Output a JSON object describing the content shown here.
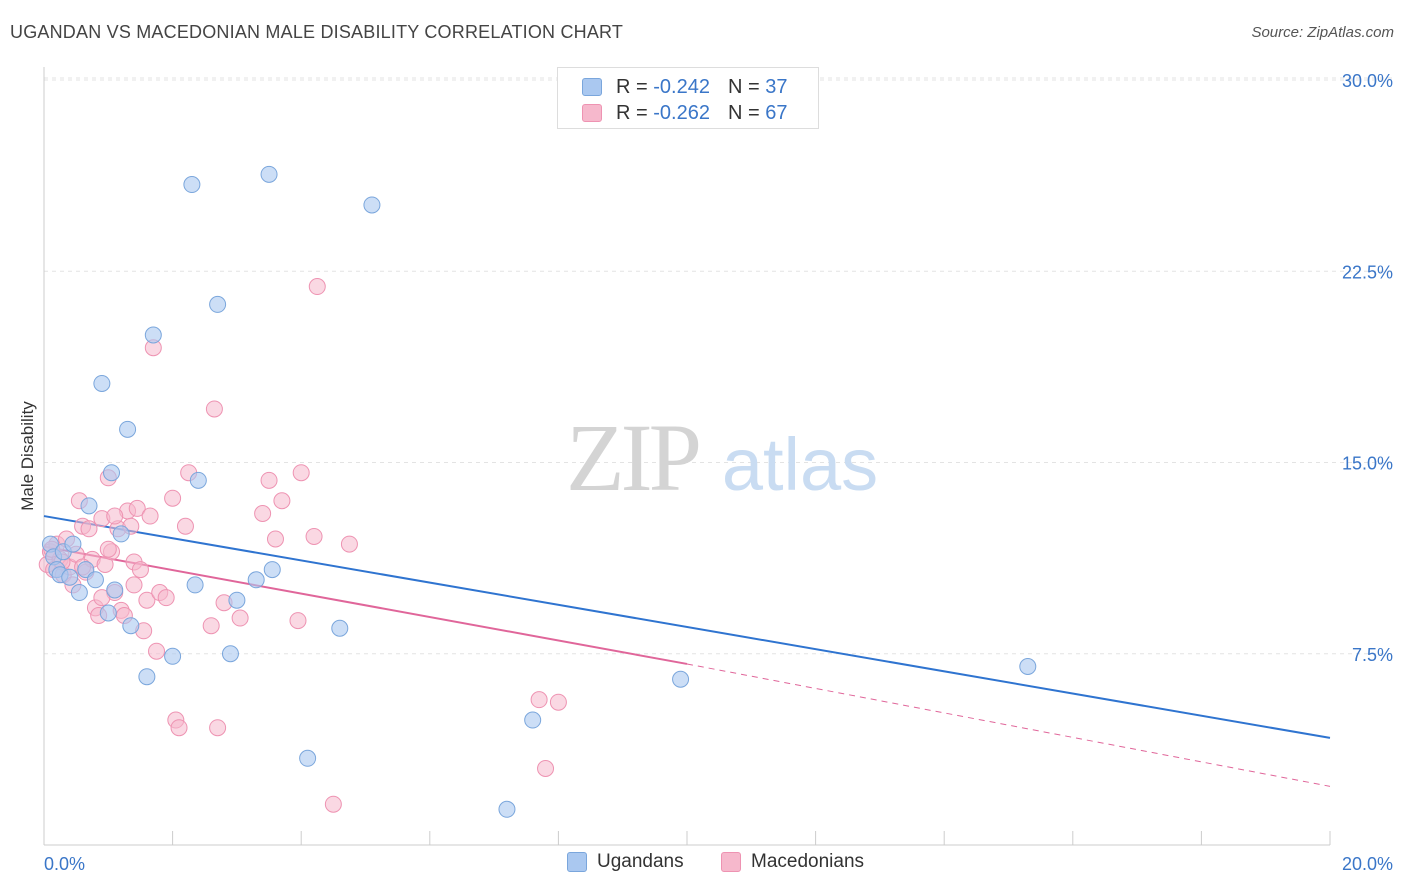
{
  "header": {
    "title": "UGANDAN VS MACEDONIAN MALE DISABILITY CORRELATION CHART",
    "source": "Source: ZipAtlas.com"
  },
  "watermark": {
    "zip": "ZIP",
    "atlas": "atlas"
  },
  "legend": {
    "items": [
      {
        "r_label": "R = ",
        "r_value": "-0.242",
        "n_label": "N = ",
        "n_value": "37"
      },
      {
        "r_label": "R = ",
        "r_value": "-0.262",
        "n_label": "N = ",
        "n_value": "67"
      }
    ]
  },
  "bottom_legend": {
    "ugandans": "Ugandans",
    "macedonians": "Macedonians"
  },
  "colors": {
    "ugandans_fill": "#aac8f0",
    "ugandans_stroke": "#7aa6dc",
    "ugandans_line": "#2f74d0",
    "macedonians_fill": "#f6b8cc",
    "macedonians_stroke": "#ee93b2",
    "macedonians_line": "#e0669a",
    "tick_label": "#3a76c8",
    "grid": "#e3e3e3"
  },
  "chart_data": {
    "type": "scatter",
    "title": "UGANDAN VS MACEDONIAN MALE DISABILITY CORRELATION CHART",
    "xlabel": "",
    "ylabel": "Male Disability",
    "xlim": [
      0,
      20
    ],
    "ylim": [
      0,
      30
    ],
    "x_tick_labels": [
      "0.0%",
      "20.0%"
    ],
    "y_ticks": [
      7.5,
      15,
      22.5,
      30
    ],
    "y_tick_labels": [
      "7.5%",
      "15.0%",
      "22.5%",
      "30.0%"
    ],
    "series": [
      {
        "name": "Ugandans",
        "r": -0.242,
        "n": 37,
        "trend": {
          "x0": 0,
          "y0": 12.9,
          "x1": 20,
          "y1": 4.2
        },
        "points": [
          [
            0.1,
            11.8
          ],
          [
            0.15,
            11.3
          ],
          [
            0.2,
            10.8
          ],
          [
            0.25,
            10.6
          ],
          [
            0.3,
            11.5
          ],
          [
            0.4,
            10.5
          ],
          [
            0.45,
            11.8
          ],
          [
            0.55,
            9.9
          ],
          [
            0.65,
            10.8
          ],
          [
            0.7,
            13.3
          ],
          [
            0.8,
            10.4
          ],
          [
            0.9,
            18.1
          ],
          [
            1.0,
            9.1
          ],
          [
            1.05,
            14.6
          ],
          [
            1.1,
            10.0
          ],
          [
            1.2,
            12.2
          ],
          [
            1.3,
            16.3
          ],
          [
            1.35,
            8.6
          ],
          [
            1.6,
            6.6
          ],
          [
            1.7,
            20.0
          ],
          [
            2.0,
            7.4
          ],
          [
            2.3,
            25.9
          ],
          [
            2.35,
            10.2
          ],
          [
            2.4,
            14.3
          ],
          [
            2.7,
            21.2
          ],
          [
            2.9,
            7.5
          ],
          [
            3.0,
            9.6
          ],
          [
            3.3,
            10.4
          ],
          [
            3.5,
            26.3
          ],
          [
            3.55,
            10.8
          ],
          [
            4.1,
            3.4
          ],
          [
            4.6,
            8.5
          ],
          [
            5.1,
            25.1
          ],
          [
            7.2,
            1.4
          ],
          [
            7.6,
            4.9
          ],
          [
            9.9,
            6.5
          ],
          [
            15.3,
            7.0
          ]
        ]
      },
      {
        "name": "Macedonians",
        "r": -0.262,
        "n": 67,
        "trend": {
          "x0": 0,
          "y0": 11.7,
          "x1": 10.0,
          "y1": 7.1,
          "dash_x1": 20,
          "dash_y1": 2.3
        },
        "points": [
          [
            0.05,
            11.0
          ],
          [
            0.1,
            11.5
          ],
          [
            0.15,
            10.8
          ],
          [
            0.2,
            11.8
          ],
          [
            0.25,
            11.2
          ],
          [
            0.3,
            10.6
          ],
          [
            0.35,
            12.0
          ],
          [
            0.4,
            10.9
          ],
          [
            0.45,
            10.2
          ],
          [
            0.5,
            11.4
          ],
          [
            0.55,
            13.5
          ],
          [
            0.6,
            12.5
          ],
          [
            0.65,
            10.7
          ],
          [
            0.7,
            12.4
          ],
          [
            0.75,
            11.2
          ],
          [
            0.8,
            9.3
          ],
          [
            0.85,
            9.0
          ],
          [
            0.9,
            12.8
          ],
          [
            0.95,
            11.0
          ],
          [
            1.0,
            14.4
          ],
          [
            1.05,
            11.5
          ],
          [
            1.1,
            9.9
          ],
          [
            1.15,
            12.4
          ],
          [
            1.2,
            9.2
          ],
          [
            1.25,
            9.0
          ],
          [
            1.3,
            13.1
          ],
          [
            1.35,
            12.5
          ],
          [
            1.4,
            11.1
          ],
          [
            1.45,
            13.2
          ],
          [
            1.5,
            10.8
          ],
          [
            1.55,
            8.4
          ],
          [
            1.6,
            9.6
          ],
          [
            1.65,
            12.9
          ],
          [
            1.7,
            19.5
          ],
          [
            1.75,
            7.6
          ],
          [
            1.8,
            9.9
          ],
          [
            1.9,
            9.7
          ],
          [
            2.0,
            13.6
          ],
          [
            2.05,
            4.9
          ],
          [
            2.1,
            4.6
          ],
          [
            2.2,
            12.5
          ],
          [
            2.25,
            14.6
          ],
          [
            2.6,
            8.6
          ],
          [
            2.65,
            17.1
          ],
          [
            2.7,
            4.6
          ],
          [
            2.8,
            9.5
          ],
          [
            3.05,
            8.9
          ],
          [
            3.4,
            13.0
          ],
          [
            3.5,
            14.3
          ],
          [
            3.6,
            12.0
          ],
          [
            3.7,
            13.5
          ],
          [
            3.95,
            8.8
          ],
          [
            4.0,
            14.6
          ],
          [
            4.2,
            12.1
          ],
          [
            4.25,
            21.9
          ],
          [
            4.5,
            1.6
          ],
          [
            4.75,
            11.8
          ],
          [
            7.7,
            5.7
          ],
          [
            7.8,
            3.0
          ],
          [
            8.0,
            5.6
          ],
          [
            0.12,
            11.6
          ],
          [
            0.28,
            11.1
          ],
          [
            0.6,
            10.9
          ],
          [
            1.0,
            11.6
          ],
          [
            1.4,
            10.2
          ],
          [
            1.1,
            12.9
          ],
          [
            0.9,
            9.7
          ]
        ]
      }
    ]
  }
}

### [Task objective]
Without including any picture, retype the entries exactly.

### [Exercise result]
Output a JSON object describing the content shown here.
{
  "header": {
    "title": "UGANDAN VS MACEDONIAN MALE DISABILITY CORRELATION CHART",
    "source": "Source: ZipAtlas.com"
  },
  "watermark": {
    "zip": "ZIP",
    "atlas": "atlas"
  },
  "legend": {
    "items": [
      {
        "r_label": "R = ",
        "r_value": "-0.242",
        "n_label": "N = ",
        "n_value": "37"
      },
      {
        "r_label": "R = ",
        "r_value": "-0.262",
        "n_label": "N = ",
        "n_value": "67"
      }
    ]
  },
  "bottom_legend": {
    "ugandans": "Ugandans",
    "macedonians": "Macedonians"
  },
  "colors": {
    "ugandans_fill": "#aac8f0",
    "ugandans_stroke": "#7aa6dc",
    "ugandans_line": "#2f74d0",
    "macedonians_fill": "#f6b8cc",
    "macedonians_stroke": "#ee93b2",
    "macedonians_line": "#e0669a",
    "tick_label": "#3a76c8",
    "grid": "#e3e3e3"
  },
  "chart_data": {
    "type": "scatter",
    "title": "UGANDAN VS MACEDONIAN MALE DISABILITY CORRELATION CHART",
    "xlabel": "",
    "ylabel": "Male Disability",
    "xlim": [
      0,
      20
    ],
    "ylim": [
      0,
      30
    ],
    "x_tick_labels": [
      "0.0%",
      "20.0%"
    ],
    "y_ticks": [
      7.5,
      15,
      22.5,
      30
    ],
    "y_tick_labels": [
      "7.5%",
      "15.0%",
      "22.5%",
      "30.0%"
    ],
    "series": [
      {
        "name": "Ugandans",
        "r": -0.242,
        "n": 37,
        "trend": {
          "x0": 0,
          "y0": 12.9,
          "x1": 20,
          "y1": 4.2
        },
        "points": [
          [
            0.1,
            11.8
          ],
          [
            0.15,
            11.3
          ],
          [
            0.2,
            10.8
          ],
          [
            0.25,
            10.6
          ],
          [
            0.3,
            11.5
          ],
          [
            0.4,
            10.5
          ],
          [
            0.45,
            11.8
          ],
          [
            0.55,
            9.9
          ],
          [
            0.65,
            10.8
          ],
          [
            0.7,
            13.3
          ],
          [
            0.8,
            10.4
          ],
          [
            0.9,
            18.1
          ],
          [
            1.0,
            9.1
          ],
          [
            1.05,
            14.6
          ],
          [
            1.1,
            10.0
          ],
          [
            1.2,
            12.2
          ],
          [
            1.3,
            16.3
          ],
          [
            1.35,
            8.6
          ],
          [
            1.6,
            6.6
          ],
          [
            1.7,
            20.0
          ],
          [
            2.0,
            7.4
          ],
          [
            2.3,
            25.9
          ],
          [
            2.35,
            10.2
          ],
          [
            2.4,
            14.3
          ],
          [
            2.7,
            21.2
          ],
          [
            2.9,
            7.5
          ],
          [
            3.0,
            9.6
          ],
          [
            3.3,
            10.4
          ],
          [
            3.5,
            26.3
          ],
          [
            3.55,
            10.8
          ],
          [
            4.1,
            3.4
          ],
          [
            4.6,
            8.5
          ],
          [
            5.1,
            25.1
          ],
          [
            7.2,
            1.4
          ],
          [
            7.6,
            4.9
          ],
          [
            9.9,
            6.5
          ],
          [
            15.3,
            7.0
          ]
        ]
      },
      {
        "name": "Macedonians",
        "r": -0.262,
        "n": 67,
        "trend": {
          "x0": 0,
          "y0": 11.7,
          "x1": 10.0,
          "y1": 7.1,
          "dash_x1": 20,
          "dash_y1": 2.3
        },
        "points": [
          [
            0.05,
            11.0
          ],
          [
            0.1,
            11.5
          ],
          [
            0.15,
            10.8
          ],
          [
            0.2,
            11.8
          ],
          [
            0.25,
            11.2
          ],
          [
            0.3,
            10.6
          ],
          [
            0.35,
            12.0
          ],
          [
            0.4,
            10.9
          ],
          [
            0.45,
            10.2
          ],
          [
            0.5,
            11.4
          ],
          [
            0.55,
            13.5
          ],
          [
            0.6,
            12.5
          ],
          [
            0.65,
            10.7
          ],
          [
            0.7,
            12.4
          ],
          [
            0.75,
            11.2
          ],
          [
            0.8,
            9.3
          ],
          [
            0.85,
            9.0
          ],
          [
            0.9,
            12.8
          ],
          [
            0.95,
            11.0
          ],
          [
            1.0,
            14.4
          ],
          [
            1.05,
            11.5
          ],
          [
            1.1,
            9.9
          ],
          [
            1.15,
            12.4
          ],
          [
            1.2,
            9.2
          ],
          [
            1.25,
            9.0
          ],
          [
            1.3,
            13.1
          ],
          [
            1.35,
            12.5
          ],
          [
            1.4,
            11.1
          ],
          [
            1.45,
            13.2
          ],
          [
            1.5,
            10.8
          ],
          [
            1.55,
            8.4
          ],
          [
            1.6,
            9.6
          ],
          [
            1.65,
            12.9
          ],
          [
            1.7,
            19.5
          ],
          [
            1.75,
            7.6
          ],
          [
            1.8,
            9.9
          ],
          [
            1.9,
            9.7
          ],
          [
            2.0,
            13.6
          ],
          [
            2.05,
            4.9
          ],
          [
            2.1,
            4.6
          ],
          [
            2.2,
            12.5
          ],
          [
            2.25,
            14.6
          ],
          [
            2.6,
            8.6
          ],
          [
            2.65,
            17.1
          ],
          [
            2.7,
            4.6
          ],
          [
            2.8,
            9.5
          ],
          [
            3.05,
            8.9
          ],
          [
            3.4,
            13.0
          ],
          [
            3.5,
            14.3
          ],
          [
            3.6,
            12.0
          ],
          [
            3.7,
            13.5
          ],
          [
            3.95,
            8.8
          ],
          [
            4.0,
            14.6
          ],
          [
            4.2,
            12.1
          ],
          [
            4.25,
            21.9
          ],
          [
            4.5,
            1.6
          ],
          [
            4.75,
            11.8
          ],
          [
            7.7,
            5.7
          ],
          [
            7.8,
            3.0
          ],
          [
            8.0,
            5.6
          ],
          [
            0.12,
            11.6
          ],
          [
            0.28,
            11.1
          ],
          [
            0.6,
            10.9
          ],
          [
            1.0,
            11.6
          ],
          [
            1.4,
            10.2
          ],
          [
            1.1,
            12.9
          ],
          [
            0.9,
            9.7
          ]
        ]
      }
    ]
  }
}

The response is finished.